EXERCISE
In the material below, the lines containing the word "সবনম" are required; copy each of them.

INPUT RECORDS
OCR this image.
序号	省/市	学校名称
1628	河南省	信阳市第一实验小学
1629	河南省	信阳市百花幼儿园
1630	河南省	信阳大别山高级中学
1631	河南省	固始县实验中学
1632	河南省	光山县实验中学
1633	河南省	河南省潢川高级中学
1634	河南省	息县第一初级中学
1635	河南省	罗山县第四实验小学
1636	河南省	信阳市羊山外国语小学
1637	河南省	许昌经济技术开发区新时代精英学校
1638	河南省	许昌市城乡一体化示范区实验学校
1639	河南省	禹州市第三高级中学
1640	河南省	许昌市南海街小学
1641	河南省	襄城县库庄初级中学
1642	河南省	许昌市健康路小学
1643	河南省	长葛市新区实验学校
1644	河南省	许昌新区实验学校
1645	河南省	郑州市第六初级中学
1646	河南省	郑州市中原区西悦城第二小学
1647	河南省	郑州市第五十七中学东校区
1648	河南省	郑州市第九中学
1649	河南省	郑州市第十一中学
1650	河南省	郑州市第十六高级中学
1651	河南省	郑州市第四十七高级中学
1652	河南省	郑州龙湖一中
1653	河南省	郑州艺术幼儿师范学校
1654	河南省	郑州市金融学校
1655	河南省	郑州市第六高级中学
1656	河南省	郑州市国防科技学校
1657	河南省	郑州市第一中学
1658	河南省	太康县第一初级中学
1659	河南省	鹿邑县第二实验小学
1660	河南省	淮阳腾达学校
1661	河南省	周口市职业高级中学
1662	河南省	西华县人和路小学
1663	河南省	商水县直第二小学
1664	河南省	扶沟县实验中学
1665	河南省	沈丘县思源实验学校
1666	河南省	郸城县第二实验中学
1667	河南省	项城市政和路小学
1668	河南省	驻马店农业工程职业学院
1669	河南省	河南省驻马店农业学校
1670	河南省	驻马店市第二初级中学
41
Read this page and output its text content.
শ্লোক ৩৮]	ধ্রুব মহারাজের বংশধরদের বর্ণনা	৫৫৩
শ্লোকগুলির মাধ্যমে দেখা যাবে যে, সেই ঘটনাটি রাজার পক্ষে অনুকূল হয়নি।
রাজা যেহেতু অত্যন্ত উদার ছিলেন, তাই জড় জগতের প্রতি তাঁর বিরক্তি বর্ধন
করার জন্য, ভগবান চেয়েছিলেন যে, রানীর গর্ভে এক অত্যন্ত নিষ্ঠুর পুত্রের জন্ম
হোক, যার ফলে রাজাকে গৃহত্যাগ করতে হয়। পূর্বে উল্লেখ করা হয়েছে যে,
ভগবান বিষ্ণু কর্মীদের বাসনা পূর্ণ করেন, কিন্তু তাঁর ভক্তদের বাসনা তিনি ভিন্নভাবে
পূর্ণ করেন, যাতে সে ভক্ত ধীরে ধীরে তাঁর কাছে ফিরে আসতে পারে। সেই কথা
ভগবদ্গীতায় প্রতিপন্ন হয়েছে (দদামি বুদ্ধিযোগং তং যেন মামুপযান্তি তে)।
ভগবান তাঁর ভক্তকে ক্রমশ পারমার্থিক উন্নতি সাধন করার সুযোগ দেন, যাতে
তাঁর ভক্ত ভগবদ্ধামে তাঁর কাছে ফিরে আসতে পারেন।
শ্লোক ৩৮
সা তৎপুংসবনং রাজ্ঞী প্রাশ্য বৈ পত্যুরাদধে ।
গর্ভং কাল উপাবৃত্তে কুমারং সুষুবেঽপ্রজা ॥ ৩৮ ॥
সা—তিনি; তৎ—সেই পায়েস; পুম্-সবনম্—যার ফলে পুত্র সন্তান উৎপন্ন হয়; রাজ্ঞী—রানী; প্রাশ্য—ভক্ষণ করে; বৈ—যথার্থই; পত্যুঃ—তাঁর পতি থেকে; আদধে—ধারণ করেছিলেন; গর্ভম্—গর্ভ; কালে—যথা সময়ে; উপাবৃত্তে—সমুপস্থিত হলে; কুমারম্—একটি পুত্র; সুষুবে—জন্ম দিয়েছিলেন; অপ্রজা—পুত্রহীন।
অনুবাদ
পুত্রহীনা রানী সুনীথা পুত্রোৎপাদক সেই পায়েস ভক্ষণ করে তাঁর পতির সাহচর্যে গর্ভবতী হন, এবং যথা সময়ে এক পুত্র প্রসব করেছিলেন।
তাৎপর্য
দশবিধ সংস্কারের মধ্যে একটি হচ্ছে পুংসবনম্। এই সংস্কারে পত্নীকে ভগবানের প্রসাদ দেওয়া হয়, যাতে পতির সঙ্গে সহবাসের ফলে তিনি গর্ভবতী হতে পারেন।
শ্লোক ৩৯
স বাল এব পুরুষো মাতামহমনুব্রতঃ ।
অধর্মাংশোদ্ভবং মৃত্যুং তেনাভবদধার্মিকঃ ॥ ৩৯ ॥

OUTPUT OF THE EXERCISE
সা—তিনি; তৎ—সেই পায়েস; পুম্-সবনম্—যার ফলে পুত্র সন্তান উৎপন্ন হয়; রাজ্ঞী—রানী; প্রাশ্য—ভক্ষণ করে; বৈ—যথার্থই; পত্যুঃ—তাঁর পতি থেকে; আদধে—ধারণ করেছিলেন; গর্ভম্—গর্ভ; কালে—যথা সময়ে; উপাবৃত্তে—সমুপস্থিত হলে; কুমারম্—একটি পুত্র; সুষুবে—জন্ম দিয়েছিলেন; অপ্রজা—পুত্রহীন।
দশবিধ সংস্কারের মধ্যে একটি হচ্ছে পুংসবনম্। এই সংস্কারে পত্নীকে ভগবানের প্রসাদ দেওয়া হয়, যাতে পতির সঙ্গে সহবাসের ফলে তিনি গর্ভবতী হতে পারেন।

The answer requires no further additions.